**EXERCISE DESCRIPTION**.
Gather every line from the entries below that includes "gestellt".
-*-
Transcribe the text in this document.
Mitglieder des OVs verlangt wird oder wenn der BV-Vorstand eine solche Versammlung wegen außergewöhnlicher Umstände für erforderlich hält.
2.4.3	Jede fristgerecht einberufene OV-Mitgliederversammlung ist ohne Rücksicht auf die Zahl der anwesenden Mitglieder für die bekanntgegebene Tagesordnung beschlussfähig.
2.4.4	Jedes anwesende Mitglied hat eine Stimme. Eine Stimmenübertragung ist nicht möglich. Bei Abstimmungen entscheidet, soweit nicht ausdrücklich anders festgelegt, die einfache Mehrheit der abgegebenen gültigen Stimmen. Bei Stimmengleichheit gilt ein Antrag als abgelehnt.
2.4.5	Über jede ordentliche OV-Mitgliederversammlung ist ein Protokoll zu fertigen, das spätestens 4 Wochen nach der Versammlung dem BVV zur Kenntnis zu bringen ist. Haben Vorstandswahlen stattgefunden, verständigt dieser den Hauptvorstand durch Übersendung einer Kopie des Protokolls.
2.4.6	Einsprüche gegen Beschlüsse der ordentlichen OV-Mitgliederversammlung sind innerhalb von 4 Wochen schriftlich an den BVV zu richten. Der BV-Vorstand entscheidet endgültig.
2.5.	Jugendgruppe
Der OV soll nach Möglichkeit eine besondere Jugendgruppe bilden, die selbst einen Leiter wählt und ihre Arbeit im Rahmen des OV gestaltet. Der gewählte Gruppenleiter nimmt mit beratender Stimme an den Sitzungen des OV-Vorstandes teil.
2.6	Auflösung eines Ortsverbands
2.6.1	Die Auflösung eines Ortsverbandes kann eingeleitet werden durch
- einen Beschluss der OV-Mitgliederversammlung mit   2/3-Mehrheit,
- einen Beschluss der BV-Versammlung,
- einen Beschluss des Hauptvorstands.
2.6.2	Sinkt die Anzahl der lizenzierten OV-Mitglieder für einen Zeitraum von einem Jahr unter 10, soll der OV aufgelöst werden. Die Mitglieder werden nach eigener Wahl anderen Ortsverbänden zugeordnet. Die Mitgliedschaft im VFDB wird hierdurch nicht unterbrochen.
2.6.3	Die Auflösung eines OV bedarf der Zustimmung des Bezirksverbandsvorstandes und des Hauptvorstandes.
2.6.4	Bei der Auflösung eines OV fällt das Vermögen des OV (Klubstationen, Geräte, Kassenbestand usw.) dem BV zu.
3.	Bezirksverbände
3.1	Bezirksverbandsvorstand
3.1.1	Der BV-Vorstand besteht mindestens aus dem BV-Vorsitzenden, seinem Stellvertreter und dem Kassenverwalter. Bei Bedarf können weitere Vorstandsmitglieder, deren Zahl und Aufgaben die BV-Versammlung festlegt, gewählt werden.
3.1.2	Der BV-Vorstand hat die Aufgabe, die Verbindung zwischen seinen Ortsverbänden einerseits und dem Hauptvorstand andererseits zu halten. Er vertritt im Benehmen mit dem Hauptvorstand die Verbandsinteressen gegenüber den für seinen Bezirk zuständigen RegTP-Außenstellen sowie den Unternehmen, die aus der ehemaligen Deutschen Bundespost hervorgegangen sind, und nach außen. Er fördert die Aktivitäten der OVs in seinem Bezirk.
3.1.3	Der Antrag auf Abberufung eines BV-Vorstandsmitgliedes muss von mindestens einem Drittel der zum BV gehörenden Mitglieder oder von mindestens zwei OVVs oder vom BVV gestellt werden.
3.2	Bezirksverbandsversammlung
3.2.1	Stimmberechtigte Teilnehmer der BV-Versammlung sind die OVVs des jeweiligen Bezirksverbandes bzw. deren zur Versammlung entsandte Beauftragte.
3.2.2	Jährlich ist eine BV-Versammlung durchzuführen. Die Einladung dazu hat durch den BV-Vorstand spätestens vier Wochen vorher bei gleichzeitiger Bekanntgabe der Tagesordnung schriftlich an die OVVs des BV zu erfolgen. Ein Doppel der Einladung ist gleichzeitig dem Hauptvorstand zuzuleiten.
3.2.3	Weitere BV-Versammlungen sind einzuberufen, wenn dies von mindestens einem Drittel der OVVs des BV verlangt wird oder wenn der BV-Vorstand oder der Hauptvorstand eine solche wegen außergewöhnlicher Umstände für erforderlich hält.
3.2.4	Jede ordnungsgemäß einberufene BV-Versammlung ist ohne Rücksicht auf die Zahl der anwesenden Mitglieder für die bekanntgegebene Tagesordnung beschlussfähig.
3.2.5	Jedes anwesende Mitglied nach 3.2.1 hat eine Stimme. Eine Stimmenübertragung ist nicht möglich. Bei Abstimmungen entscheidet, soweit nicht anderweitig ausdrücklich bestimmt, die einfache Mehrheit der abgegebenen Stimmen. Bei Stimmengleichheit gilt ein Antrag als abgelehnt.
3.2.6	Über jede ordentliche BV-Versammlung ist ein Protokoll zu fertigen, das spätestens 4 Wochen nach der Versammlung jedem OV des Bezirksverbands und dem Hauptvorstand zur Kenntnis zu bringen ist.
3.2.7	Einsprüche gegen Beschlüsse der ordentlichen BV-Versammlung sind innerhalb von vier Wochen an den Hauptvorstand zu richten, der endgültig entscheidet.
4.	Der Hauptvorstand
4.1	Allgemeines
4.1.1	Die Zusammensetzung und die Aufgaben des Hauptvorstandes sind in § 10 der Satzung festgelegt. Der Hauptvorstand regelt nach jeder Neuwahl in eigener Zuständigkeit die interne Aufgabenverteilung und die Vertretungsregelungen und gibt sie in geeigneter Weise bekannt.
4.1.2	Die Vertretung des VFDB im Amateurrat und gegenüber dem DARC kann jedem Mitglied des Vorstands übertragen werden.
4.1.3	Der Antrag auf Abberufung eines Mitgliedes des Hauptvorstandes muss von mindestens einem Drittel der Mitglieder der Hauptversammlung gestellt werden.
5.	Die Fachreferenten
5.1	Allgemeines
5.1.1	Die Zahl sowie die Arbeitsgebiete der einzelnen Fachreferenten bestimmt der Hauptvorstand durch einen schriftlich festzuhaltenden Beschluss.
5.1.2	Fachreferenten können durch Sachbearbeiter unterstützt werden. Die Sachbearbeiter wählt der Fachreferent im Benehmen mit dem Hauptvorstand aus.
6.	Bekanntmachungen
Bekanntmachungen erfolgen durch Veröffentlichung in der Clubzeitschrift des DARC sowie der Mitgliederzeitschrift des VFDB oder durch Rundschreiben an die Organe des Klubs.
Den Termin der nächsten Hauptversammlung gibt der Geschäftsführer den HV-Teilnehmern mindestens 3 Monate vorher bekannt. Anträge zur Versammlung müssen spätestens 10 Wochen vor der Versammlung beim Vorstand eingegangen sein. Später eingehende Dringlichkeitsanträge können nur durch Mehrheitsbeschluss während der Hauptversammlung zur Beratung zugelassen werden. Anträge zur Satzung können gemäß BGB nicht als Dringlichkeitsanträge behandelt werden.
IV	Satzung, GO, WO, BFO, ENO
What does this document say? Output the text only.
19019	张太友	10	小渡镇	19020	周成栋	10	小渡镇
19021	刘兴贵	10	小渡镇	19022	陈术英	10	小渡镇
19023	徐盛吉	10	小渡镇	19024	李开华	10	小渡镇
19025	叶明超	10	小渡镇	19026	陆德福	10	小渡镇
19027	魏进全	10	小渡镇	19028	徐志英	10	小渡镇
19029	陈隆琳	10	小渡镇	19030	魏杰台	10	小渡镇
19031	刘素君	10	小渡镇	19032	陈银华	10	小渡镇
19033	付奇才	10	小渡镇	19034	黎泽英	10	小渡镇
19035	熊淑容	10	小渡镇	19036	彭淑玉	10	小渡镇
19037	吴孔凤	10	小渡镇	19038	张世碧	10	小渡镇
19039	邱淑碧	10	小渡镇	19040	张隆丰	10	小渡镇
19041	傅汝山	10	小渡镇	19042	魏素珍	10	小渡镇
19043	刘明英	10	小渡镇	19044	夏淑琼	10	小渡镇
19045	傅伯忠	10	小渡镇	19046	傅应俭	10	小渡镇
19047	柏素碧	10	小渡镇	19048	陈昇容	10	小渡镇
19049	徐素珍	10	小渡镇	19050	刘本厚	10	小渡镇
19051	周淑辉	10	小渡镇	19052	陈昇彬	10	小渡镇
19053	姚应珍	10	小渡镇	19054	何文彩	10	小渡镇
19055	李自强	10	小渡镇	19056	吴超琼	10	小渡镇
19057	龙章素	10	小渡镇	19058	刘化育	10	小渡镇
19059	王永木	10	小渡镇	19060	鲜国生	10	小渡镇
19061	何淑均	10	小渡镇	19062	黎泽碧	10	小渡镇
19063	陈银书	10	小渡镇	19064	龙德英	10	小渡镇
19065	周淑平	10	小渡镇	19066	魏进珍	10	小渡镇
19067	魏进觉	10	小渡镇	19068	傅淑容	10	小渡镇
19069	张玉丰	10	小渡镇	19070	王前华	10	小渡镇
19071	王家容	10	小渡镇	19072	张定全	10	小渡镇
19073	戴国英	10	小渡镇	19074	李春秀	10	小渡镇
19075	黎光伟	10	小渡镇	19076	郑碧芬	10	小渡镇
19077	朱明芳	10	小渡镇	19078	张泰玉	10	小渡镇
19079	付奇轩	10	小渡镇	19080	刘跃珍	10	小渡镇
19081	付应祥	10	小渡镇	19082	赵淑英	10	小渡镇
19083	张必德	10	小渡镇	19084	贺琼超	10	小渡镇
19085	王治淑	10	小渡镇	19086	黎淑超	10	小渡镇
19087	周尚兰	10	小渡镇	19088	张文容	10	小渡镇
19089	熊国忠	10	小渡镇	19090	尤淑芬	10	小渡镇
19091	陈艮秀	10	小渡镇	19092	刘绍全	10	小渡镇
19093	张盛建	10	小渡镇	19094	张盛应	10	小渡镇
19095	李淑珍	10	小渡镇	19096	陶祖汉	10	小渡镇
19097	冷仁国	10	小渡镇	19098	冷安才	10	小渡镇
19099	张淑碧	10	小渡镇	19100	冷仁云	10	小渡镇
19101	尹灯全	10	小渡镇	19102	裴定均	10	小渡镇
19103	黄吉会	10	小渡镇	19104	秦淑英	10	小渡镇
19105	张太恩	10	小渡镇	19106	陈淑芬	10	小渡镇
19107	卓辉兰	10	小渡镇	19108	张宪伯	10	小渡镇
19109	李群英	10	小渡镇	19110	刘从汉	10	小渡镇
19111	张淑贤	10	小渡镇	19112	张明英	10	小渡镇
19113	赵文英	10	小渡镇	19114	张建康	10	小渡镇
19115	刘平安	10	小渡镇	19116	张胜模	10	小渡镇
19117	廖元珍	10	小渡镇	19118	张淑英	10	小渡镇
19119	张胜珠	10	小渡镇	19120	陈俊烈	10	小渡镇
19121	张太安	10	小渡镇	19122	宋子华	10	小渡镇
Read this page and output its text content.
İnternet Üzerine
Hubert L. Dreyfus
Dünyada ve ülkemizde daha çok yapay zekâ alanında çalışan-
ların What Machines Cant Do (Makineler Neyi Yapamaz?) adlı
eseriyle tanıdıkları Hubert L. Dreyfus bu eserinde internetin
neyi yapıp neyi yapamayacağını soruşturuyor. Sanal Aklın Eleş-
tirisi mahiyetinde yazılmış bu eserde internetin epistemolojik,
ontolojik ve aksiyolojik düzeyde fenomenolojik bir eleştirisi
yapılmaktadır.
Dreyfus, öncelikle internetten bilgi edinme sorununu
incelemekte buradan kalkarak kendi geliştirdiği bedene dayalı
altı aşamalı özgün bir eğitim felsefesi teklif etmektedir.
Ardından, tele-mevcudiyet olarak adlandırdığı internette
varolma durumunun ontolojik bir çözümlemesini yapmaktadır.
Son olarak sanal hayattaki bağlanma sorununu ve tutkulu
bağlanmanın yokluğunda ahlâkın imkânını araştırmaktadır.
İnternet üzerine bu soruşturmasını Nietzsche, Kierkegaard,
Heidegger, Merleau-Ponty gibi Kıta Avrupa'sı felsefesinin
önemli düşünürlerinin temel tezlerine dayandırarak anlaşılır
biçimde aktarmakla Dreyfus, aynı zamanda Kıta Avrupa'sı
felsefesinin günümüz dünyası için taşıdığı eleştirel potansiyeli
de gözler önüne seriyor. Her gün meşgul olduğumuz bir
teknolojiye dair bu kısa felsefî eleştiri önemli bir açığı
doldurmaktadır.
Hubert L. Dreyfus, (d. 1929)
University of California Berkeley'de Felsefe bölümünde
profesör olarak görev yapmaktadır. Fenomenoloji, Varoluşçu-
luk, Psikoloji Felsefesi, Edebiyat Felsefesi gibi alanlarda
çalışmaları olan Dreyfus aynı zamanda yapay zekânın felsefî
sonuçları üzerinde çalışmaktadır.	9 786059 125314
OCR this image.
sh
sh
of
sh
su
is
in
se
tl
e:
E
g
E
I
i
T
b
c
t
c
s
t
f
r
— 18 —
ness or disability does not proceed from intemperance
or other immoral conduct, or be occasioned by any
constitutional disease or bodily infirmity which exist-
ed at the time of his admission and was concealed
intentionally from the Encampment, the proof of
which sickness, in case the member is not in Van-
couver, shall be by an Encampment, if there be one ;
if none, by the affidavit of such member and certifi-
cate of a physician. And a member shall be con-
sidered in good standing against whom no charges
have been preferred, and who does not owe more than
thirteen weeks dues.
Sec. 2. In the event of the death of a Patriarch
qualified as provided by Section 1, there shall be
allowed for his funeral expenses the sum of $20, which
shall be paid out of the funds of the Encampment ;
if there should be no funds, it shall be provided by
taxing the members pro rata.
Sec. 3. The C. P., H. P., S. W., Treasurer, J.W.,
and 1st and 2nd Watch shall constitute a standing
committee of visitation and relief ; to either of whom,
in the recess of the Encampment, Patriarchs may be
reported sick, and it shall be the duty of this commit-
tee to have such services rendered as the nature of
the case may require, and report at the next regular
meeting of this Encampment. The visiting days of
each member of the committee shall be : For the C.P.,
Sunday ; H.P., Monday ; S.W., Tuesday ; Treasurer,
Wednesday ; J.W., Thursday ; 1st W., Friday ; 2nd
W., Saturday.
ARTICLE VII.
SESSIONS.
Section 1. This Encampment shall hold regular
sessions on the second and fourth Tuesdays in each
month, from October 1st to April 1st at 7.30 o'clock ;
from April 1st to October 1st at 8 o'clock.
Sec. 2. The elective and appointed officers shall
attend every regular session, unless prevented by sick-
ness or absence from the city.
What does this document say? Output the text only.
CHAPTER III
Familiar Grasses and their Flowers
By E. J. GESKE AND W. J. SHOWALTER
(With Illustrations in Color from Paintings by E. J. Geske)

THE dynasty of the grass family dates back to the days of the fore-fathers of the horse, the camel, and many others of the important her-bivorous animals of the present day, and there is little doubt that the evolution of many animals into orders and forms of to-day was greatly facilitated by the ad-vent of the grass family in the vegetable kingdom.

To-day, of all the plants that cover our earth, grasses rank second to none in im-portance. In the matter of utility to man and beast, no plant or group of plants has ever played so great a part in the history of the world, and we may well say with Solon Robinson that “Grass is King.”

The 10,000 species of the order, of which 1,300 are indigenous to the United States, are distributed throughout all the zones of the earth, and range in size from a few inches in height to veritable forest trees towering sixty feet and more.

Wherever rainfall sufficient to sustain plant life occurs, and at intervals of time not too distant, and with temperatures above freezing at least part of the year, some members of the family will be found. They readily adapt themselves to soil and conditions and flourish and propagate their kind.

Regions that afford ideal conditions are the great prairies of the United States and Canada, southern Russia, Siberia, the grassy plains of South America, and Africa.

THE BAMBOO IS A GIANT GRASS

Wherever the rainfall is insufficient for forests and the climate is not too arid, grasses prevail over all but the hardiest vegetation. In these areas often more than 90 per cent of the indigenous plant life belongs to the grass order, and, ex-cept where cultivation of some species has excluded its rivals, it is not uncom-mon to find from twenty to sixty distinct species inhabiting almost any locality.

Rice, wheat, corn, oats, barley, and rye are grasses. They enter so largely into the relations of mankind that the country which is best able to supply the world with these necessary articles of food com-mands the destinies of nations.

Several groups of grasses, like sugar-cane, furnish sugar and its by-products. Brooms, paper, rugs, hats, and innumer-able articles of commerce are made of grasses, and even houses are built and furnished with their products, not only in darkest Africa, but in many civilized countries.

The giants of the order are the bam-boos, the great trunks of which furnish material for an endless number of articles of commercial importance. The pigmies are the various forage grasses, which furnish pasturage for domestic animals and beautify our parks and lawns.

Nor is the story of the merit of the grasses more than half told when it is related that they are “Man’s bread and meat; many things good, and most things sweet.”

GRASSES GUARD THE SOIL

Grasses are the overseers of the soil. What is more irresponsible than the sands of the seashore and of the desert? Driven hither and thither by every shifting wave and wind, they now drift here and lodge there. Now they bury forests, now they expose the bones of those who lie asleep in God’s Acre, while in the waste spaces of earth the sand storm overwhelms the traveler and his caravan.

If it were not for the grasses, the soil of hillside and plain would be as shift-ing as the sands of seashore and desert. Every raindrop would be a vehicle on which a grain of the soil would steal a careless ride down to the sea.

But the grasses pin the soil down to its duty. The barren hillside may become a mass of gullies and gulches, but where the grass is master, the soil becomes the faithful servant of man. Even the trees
-*-
**RESPONSE TO THIS EXERCISE**.
3.1.3	Der Antrag auf Abberufung eines BV-Vorstandsmitgliedes muss von mindestens einem Drittel der zum BV gehörenden Mitglieder oder von mindestens zwei OVVs oder vom BVV gestellt werden.
4.1.3	Der Antrag auf Abberufung eines Mitgliedes des Hauptvorstandes muss von mindestens einem Drittel der Mitglieder der Hauptversammlung gestellt werden.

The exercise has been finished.